## Task instructions
Please copy the material from the line with "List UI elements" to the line with "signature-line-estudiante: Fdo.: bbox=[1001, 2188, 1067, 2221]", both included, without the pictures.

## Given entries
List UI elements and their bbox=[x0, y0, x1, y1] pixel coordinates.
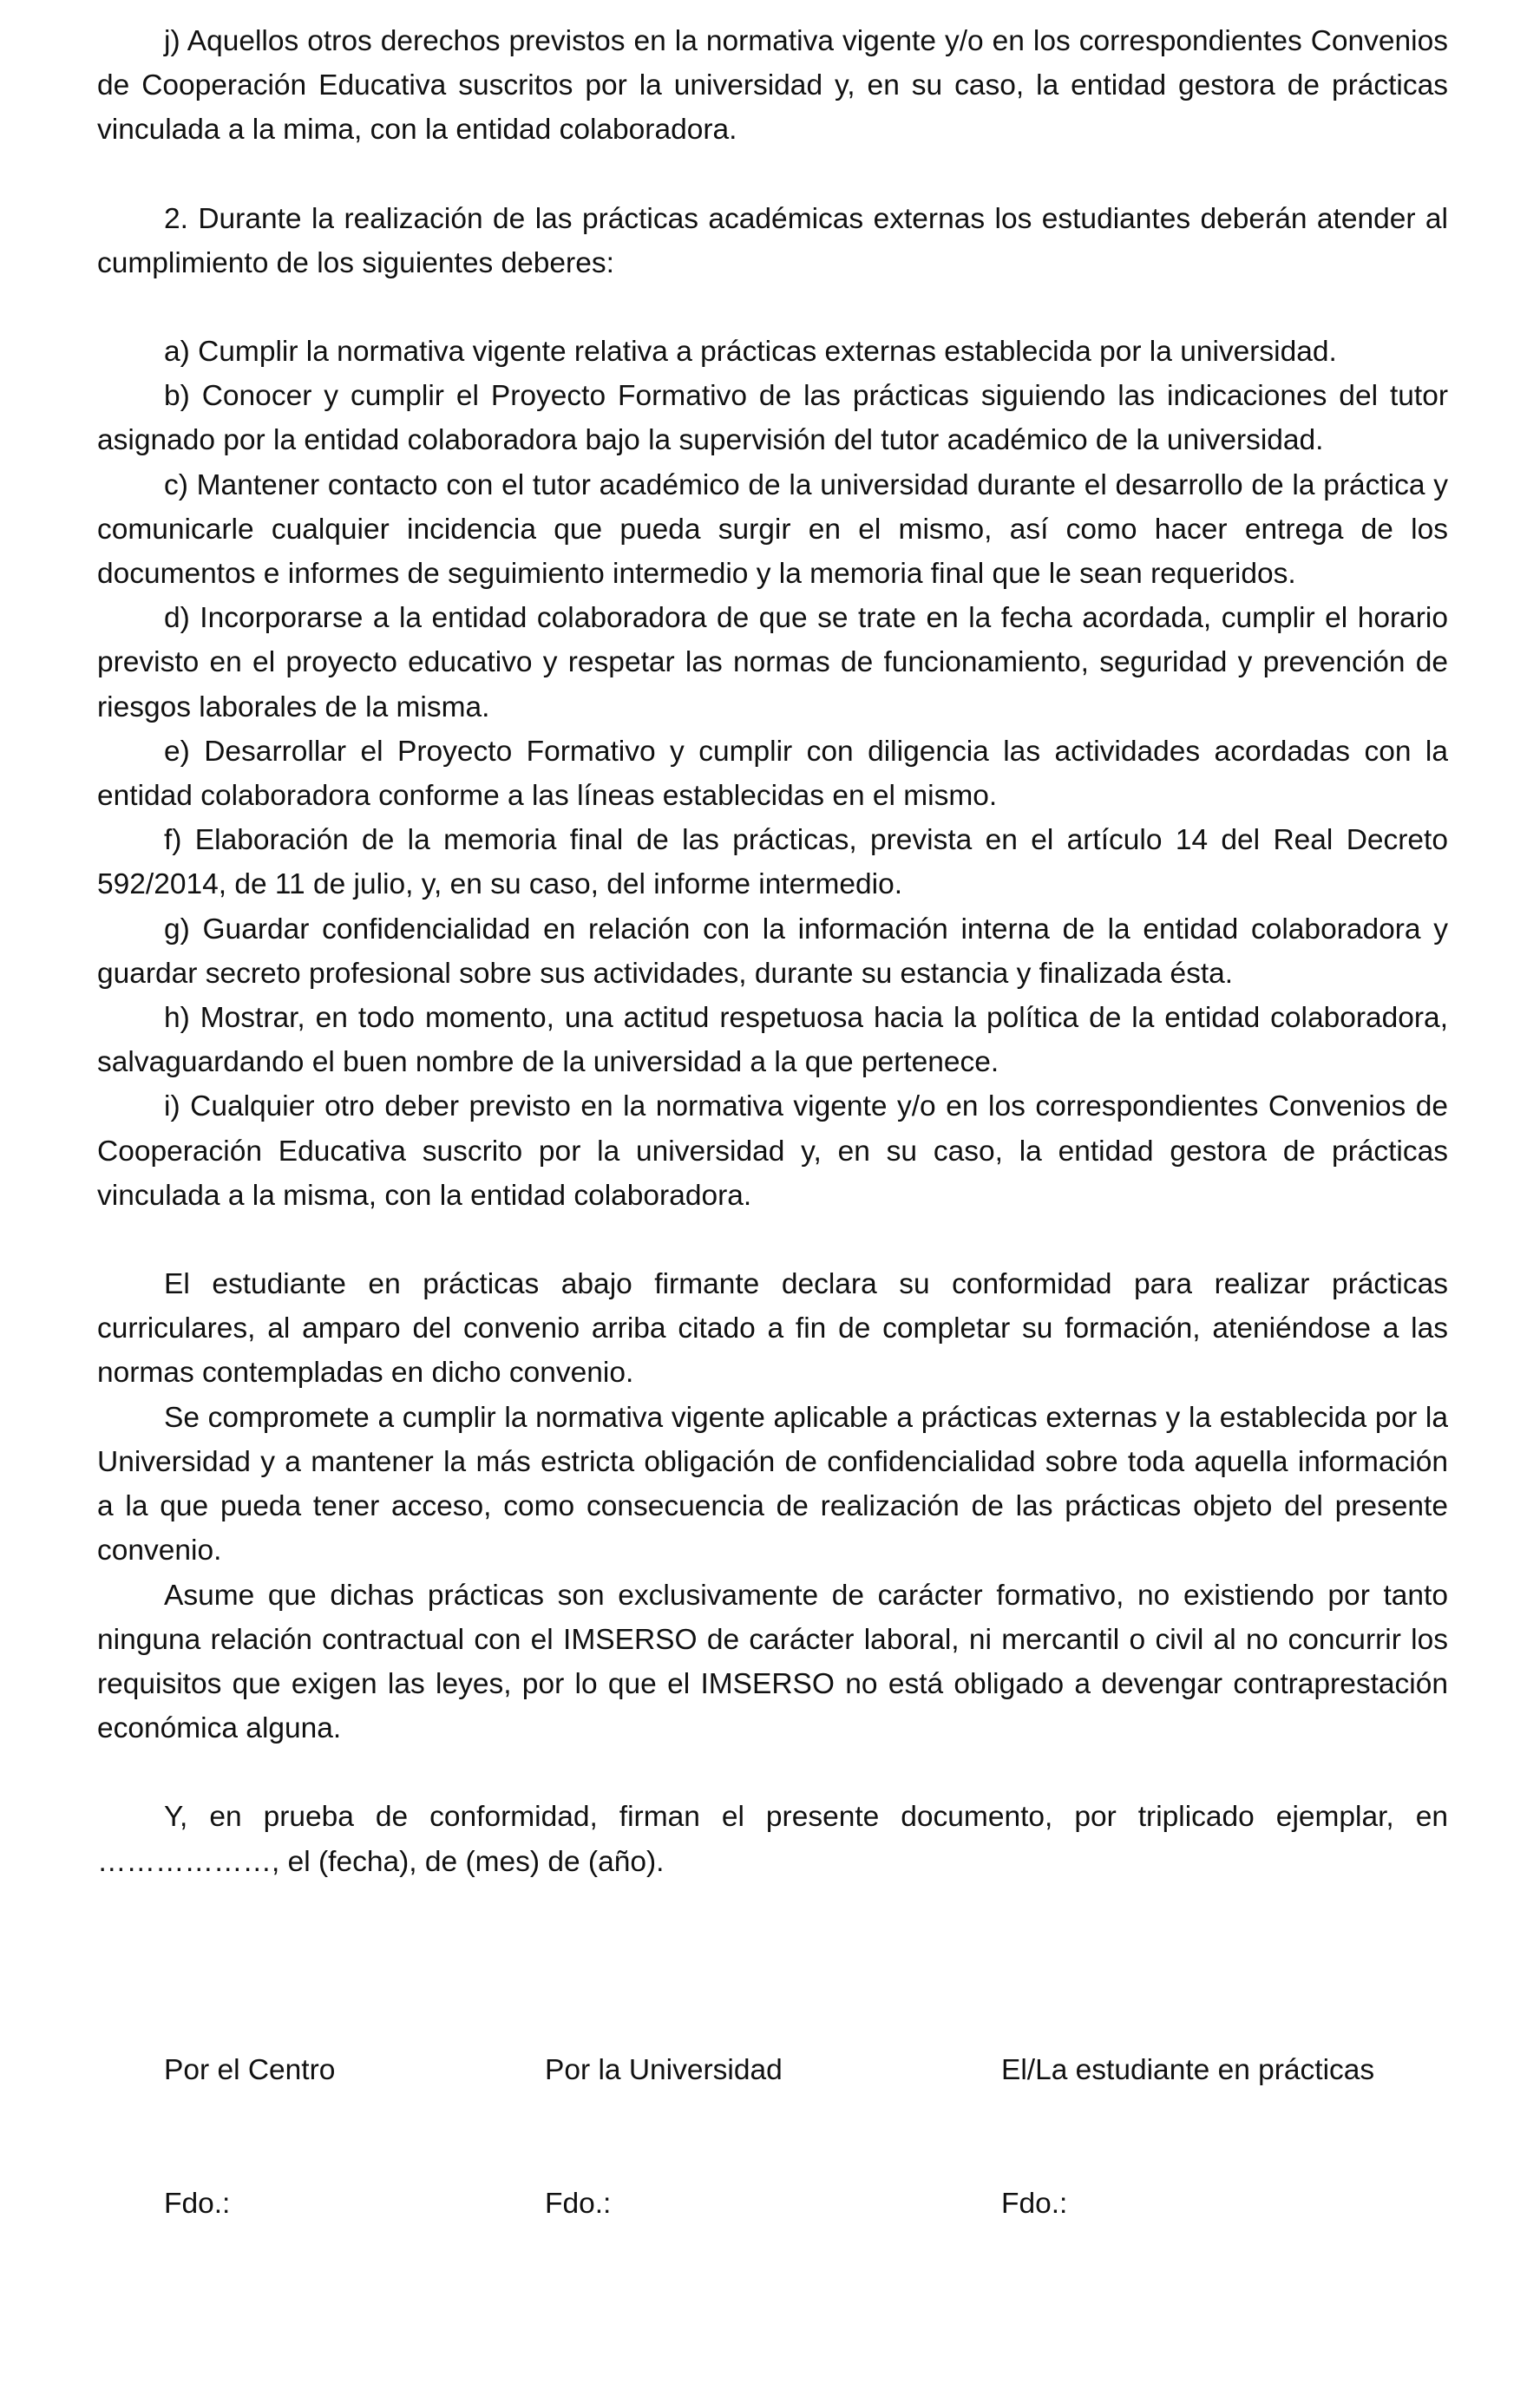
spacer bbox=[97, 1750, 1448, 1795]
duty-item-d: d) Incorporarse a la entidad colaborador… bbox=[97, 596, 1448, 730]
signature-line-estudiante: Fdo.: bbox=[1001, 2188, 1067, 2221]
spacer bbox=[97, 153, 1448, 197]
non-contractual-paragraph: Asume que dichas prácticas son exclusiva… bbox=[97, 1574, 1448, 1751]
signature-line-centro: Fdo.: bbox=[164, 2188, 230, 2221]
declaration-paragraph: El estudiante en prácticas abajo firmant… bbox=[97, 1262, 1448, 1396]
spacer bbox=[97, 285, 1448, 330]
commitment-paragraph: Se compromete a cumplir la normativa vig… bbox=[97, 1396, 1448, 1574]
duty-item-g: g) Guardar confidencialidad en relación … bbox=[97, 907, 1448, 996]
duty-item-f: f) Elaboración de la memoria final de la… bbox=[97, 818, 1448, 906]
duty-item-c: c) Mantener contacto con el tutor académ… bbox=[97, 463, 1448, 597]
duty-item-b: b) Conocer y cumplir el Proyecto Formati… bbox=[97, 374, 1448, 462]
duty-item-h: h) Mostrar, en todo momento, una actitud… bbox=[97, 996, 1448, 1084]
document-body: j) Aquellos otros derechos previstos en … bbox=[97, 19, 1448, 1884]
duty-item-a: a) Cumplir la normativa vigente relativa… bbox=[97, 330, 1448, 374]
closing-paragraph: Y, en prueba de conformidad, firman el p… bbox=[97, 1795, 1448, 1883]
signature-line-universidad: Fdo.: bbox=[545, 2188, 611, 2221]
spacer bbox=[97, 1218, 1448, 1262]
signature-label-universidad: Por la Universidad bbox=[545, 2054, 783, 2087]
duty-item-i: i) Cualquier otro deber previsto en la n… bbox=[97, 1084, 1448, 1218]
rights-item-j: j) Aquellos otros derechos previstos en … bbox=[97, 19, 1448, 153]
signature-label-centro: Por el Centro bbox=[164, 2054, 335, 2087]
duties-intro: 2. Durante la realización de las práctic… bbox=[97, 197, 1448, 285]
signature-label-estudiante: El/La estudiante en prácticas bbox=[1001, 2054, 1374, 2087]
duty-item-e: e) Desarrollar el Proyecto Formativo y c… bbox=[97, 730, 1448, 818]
==
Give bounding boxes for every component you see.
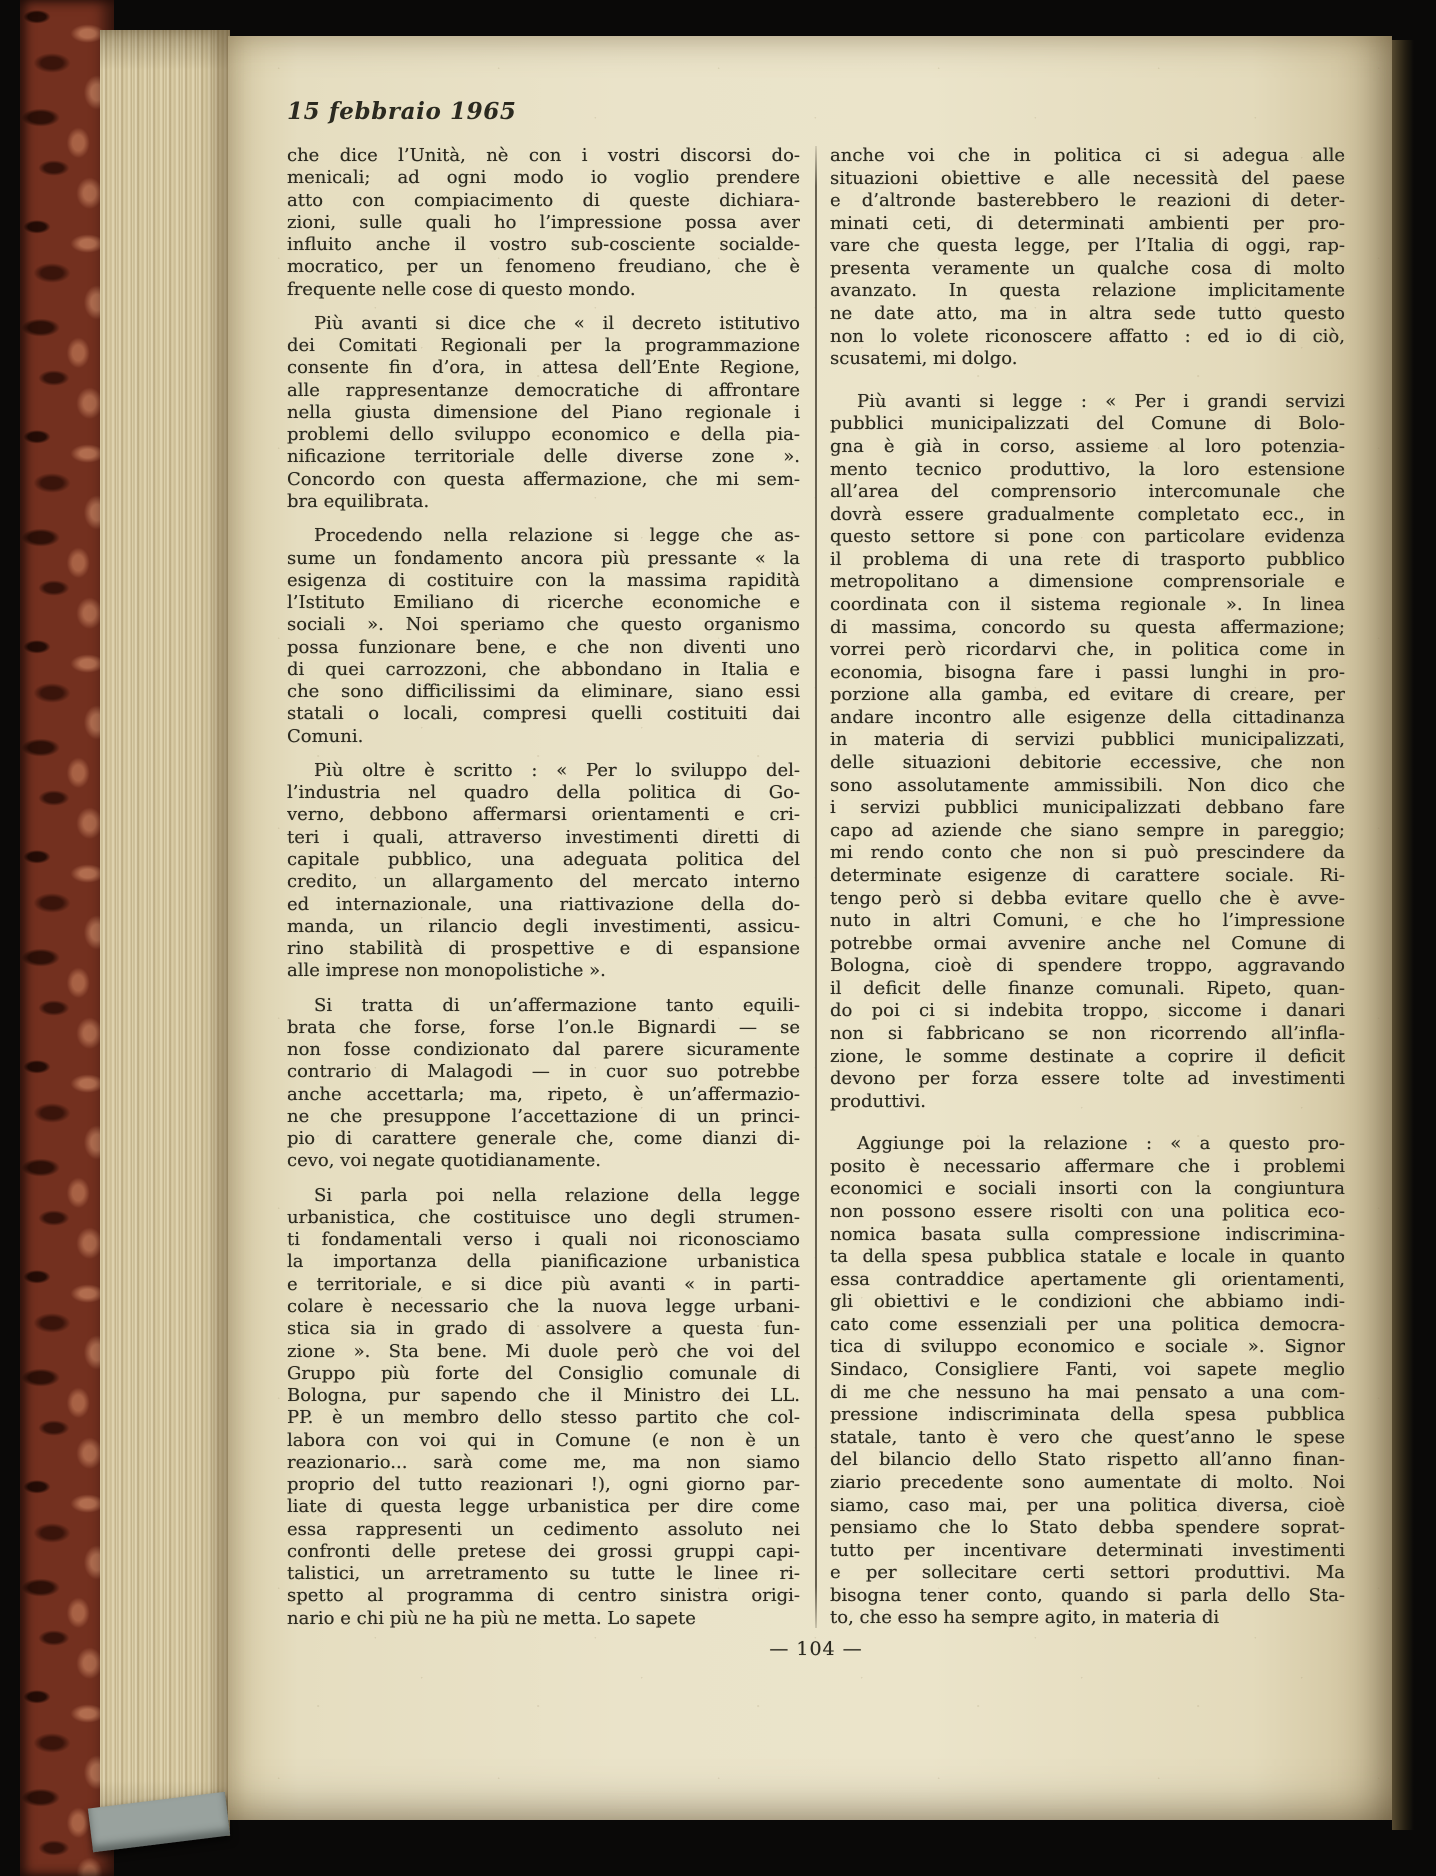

## Task answer
List UI elements and their bbox=[x0, y0, x1, y1] pixel coordinates.
spacer bbox=[97, 1750, 1448, 1795]
duty-item-d: d) Incorporarse a la entidad colaborador… bbox=[97, 596, 1448, 730]
signature-line-estudiante: Fdo.: bbox=[1001, 2188, 1067, 2221]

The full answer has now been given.